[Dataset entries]
◇ ◇ ◇ ◇

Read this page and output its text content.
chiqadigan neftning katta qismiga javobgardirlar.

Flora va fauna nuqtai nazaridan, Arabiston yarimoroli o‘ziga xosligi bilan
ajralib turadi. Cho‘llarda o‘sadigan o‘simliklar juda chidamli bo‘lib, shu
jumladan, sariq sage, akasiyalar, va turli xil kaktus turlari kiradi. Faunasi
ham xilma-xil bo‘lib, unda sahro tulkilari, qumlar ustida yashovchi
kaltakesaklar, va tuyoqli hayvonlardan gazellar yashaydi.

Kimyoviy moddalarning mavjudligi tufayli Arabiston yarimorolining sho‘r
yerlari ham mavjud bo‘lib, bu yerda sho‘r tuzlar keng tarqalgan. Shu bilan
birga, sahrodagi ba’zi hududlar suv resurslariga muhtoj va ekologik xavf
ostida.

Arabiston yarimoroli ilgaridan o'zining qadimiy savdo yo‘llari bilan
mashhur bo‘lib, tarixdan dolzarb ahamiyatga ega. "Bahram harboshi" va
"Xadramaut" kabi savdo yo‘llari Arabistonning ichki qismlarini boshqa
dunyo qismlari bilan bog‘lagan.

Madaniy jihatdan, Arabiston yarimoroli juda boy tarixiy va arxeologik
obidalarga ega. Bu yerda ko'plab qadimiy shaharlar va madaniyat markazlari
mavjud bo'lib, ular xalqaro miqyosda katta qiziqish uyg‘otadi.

◇ ◇ ◇ ◇

--- EXERCISE TASK ---
Say, as a bare number, how many lines in the entries above include the string "qadimiy".

--- FULL SOLUTION ---
2